A block of data
»»
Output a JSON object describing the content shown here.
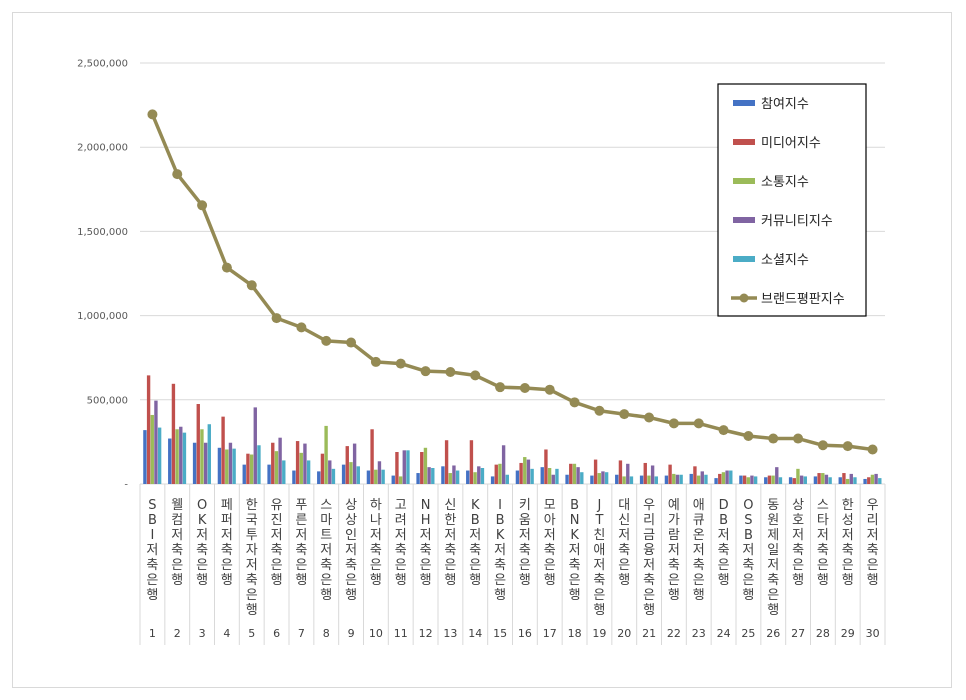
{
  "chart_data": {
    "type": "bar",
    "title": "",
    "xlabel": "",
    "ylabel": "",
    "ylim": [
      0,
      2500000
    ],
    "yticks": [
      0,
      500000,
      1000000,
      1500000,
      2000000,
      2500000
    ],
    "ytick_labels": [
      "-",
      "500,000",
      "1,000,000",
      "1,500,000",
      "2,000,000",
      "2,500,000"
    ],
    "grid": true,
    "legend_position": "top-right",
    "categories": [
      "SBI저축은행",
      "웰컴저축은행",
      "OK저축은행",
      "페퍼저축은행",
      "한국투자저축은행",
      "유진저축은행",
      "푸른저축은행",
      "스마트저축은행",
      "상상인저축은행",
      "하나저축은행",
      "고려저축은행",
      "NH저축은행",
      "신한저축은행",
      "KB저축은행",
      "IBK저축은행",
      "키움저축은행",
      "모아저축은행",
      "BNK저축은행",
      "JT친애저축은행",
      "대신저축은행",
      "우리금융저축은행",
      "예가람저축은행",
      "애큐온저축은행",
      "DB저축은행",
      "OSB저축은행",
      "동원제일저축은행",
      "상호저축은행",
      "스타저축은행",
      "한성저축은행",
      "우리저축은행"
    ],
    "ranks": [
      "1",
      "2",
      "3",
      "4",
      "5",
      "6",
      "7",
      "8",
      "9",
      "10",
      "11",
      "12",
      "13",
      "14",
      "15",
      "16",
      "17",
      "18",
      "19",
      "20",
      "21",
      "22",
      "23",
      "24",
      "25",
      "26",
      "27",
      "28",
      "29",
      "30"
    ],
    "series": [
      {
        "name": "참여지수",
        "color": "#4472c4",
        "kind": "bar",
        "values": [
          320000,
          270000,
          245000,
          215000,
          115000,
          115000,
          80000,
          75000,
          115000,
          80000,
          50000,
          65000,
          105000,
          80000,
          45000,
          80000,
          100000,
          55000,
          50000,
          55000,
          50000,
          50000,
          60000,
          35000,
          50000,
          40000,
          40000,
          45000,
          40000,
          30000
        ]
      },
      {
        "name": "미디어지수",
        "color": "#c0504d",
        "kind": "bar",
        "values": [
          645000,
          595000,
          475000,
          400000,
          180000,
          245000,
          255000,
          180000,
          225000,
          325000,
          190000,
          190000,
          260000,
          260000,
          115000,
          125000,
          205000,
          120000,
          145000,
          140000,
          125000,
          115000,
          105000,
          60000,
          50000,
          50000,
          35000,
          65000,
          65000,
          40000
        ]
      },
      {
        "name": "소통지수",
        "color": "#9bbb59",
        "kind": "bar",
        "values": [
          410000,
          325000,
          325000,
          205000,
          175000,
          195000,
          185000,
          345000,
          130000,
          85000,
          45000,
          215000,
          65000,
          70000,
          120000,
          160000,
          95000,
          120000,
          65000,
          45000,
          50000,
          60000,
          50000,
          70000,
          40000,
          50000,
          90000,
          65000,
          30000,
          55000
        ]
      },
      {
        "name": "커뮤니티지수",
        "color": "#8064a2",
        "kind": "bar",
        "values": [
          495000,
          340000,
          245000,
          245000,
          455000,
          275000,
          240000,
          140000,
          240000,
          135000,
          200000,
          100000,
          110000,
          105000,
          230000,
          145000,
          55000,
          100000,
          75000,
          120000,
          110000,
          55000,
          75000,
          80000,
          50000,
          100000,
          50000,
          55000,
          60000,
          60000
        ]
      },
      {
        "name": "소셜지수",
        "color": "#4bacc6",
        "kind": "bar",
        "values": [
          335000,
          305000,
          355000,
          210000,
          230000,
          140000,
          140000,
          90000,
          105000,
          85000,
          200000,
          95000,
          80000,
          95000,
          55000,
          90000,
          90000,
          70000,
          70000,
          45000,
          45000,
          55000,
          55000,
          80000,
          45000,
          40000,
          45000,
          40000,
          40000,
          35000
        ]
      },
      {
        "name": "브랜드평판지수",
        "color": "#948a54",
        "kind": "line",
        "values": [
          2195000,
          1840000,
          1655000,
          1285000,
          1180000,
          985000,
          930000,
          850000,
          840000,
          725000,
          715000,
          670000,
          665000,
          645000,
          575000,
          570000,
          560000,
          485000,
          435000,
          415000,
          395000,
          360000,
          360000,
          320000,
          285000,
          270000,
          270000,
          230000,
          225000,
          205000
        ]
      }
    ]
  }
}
««
»»
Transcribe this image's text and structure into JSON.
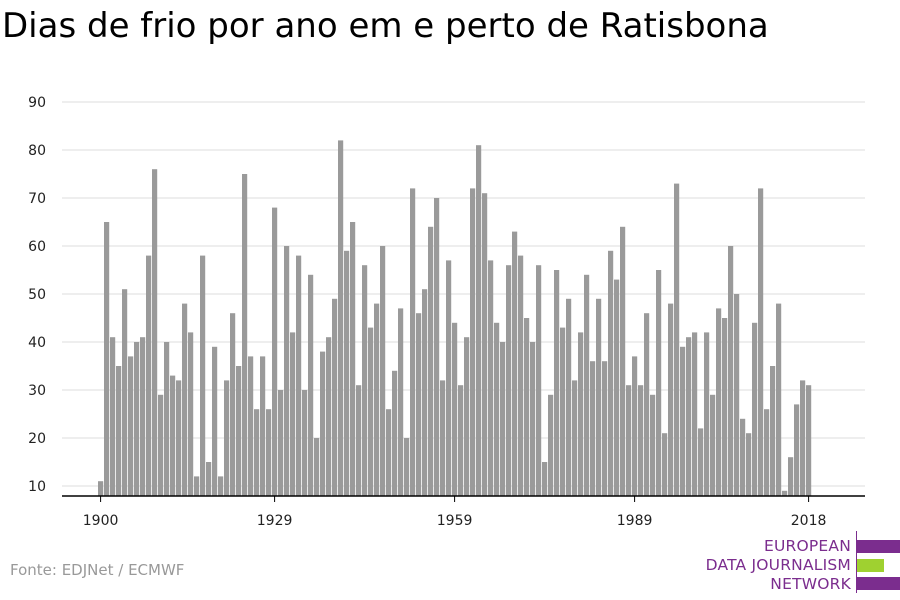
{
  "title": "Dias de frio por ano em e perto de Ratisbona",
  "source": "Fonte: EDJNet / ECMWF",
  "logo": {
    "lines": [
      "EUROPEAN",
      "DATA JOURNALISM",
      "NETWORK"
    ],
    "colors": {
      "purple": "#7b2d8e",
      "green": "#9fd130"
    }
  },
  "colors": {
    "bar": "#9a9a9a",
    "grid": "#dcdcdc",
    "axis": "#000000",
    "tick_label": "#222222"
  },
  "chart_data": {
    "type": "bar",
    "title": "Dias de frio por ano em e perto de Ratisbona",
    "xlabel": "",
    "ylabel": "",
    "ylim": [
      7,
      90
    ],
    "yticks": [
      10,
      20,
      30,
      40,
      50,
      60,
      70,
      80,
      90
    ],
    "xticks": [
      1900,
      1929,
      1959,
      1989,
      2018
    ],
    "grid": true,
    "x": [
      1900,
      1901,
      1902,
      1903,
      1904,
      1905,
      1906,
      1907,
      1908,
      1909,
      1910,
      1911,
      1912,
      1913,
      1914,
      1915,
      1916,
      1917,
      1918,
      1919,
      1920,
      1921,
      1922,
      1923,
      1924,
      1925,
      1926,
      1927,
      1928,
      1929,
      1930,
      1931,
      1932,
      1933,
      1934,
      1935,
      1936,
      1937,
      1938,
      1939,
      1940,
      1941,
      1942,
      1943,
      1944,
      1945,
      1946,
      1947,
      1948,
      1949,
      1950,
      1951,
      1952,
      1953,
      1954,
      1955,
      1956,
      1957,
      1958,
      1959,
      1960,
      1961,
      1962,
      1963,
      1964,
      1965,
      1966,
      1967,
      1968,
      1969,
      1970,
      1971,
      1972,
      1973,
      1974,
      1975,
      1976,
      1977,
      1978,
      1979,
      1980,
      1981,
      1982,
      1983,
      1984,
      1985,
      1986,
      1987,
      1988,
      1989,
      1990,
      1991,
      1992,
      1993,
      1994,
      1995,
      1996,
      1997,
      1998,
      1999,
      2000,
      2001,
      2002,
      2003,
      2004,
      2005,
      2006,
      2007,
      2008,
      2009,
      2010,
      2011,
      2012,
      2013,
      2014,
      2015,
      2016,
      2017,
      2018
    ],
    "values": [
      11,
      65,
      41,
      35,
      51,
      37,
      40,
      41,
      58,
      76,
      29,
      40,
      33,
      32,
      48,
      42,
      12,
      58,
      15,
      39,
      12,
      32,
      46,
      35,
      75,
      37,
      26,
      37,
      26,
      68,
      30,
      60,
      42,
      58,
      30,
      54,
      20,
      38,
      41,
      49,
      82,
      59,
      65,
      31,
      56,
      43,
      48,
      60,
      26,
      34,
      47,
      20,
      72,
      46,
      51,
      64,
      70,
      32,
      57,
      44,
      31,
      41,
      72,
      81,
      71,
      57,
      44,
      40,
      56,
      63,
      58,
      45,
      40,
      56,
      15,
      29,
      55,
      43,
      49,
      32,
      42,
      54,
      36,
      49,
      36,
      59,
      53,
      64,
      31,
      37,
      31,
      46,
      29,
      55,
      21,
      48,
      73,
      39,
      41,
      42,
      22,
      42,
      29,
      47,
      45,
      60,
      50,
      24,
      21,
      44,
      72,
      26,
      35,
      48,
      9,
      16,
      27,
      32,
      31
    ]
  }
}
««
»»
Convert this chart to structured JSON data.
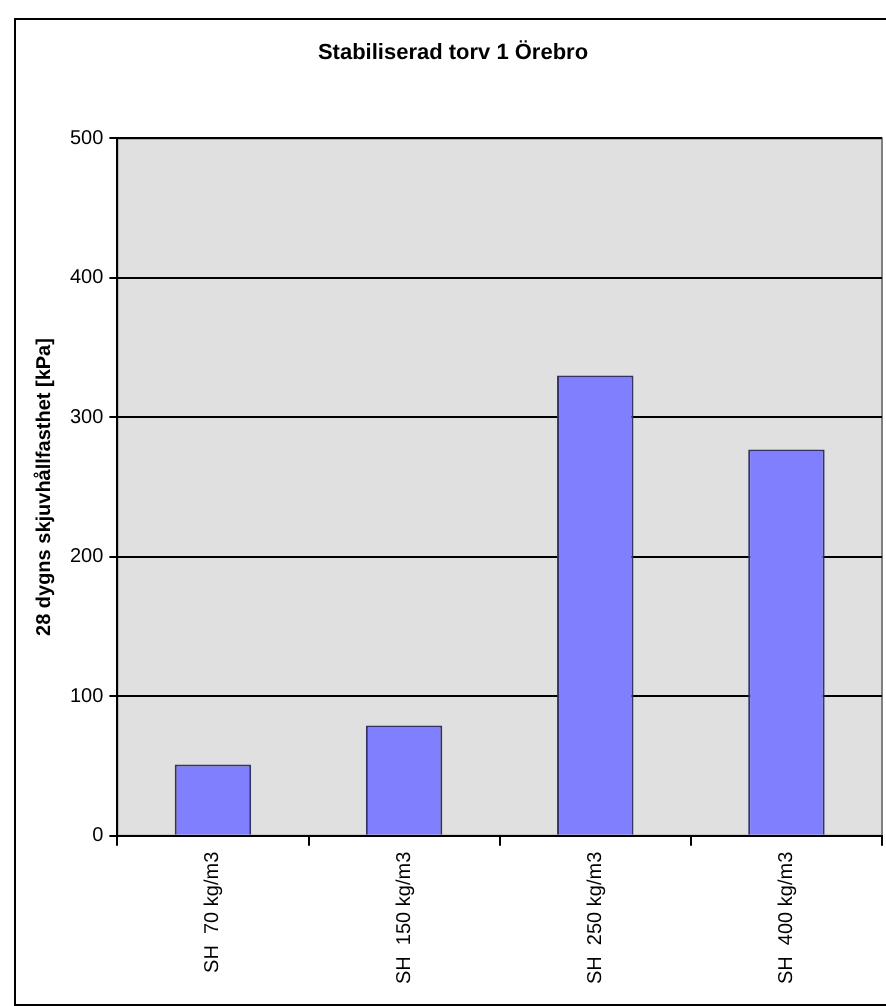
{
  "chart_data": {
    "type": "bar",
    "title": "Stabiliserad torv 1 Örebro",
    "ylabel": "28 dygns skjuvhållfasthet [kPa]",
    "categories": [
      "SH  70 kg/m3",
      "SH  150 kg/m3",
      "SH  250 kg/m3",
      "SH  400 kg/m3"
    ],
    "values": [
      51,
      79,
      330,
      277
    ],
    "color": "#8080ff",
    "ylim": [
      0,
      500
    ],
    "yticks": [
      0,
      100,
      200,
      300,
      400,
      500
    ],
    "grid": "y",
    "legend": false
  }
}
««
__Given instruction__
The word "title" may turn up on some lines of these records; say how many, with no other words.

__Solution to this task__
4